Entries shown:
= = = = = = =
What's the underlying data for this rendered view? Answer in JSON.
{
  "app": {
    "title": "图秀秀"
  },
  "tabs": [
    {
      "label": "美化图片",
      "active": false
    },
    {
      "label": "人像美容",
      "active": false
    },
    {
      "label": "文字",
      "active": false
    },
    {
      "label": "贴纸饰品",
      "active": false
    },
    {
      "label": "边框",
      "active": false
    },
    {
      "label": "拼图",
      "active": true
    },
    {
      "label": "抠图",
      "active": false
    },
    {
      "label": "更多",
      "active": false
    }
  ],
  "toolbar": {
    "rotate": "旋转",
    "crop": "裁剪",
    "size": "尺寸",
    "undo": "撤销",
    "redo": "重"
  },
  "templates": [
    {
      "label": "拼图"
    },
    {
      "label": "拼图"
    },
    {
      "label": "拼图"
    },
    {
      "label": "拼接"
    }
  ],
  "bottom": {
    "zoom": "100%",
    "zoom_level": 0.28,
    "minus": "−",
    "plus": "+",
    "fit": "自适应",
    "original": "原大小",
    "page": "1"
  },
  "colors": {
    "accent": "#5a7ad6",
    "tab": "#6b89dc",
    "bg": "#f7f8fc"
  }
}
= = = = = = =
Reproduce each line verbatim.

What's the underlying data for this rendered view? Answer in JSON.
{
  "app": {
    "title": "图秀秀"
  },
  "tabs": [
    {
      "label": "美化图片",
      "active": false
    },
    {
      "label": "人像美容",
      "active": false
    },
    {
      "label": "文字",
      "active": false
    },
    {
      "label": "贴纸饰品",
      "active": false
    },
    {
      "label": "边框",
      "active": false
    },
    {
      "label": "拼图",
      "active": true
    },
    {
      "label": "抠图",
      "active": false
    },
    {
      "label": "更多",
      "active": false
    }
  ],
  "toolbar": {
    "rotate": "旋转",
    "crop": "裁剪",
    "size": "尺寸",
    "undo": "撤销",
    "redo": "重"
  },
  "templates": [
    {
      "label": "拼图"
    },
    {
      "label": "拼图"
    },
    {
      "label": "拼图"
    },
    {
      "label": "拼接"
    }
  ],
  "bottom": {
    "zoom": "100%",
    "zoom_level": 0.28,
    "minus": "−",
    "plus": "+",
    "fit": "自适应",
    "original": "原大小",
    "page": "1"
  },
  "colors": {
    "accent": "#5a7ad6",
    "tab": "#6b89dc",
    "bg": "#f7f8fc"
  }
}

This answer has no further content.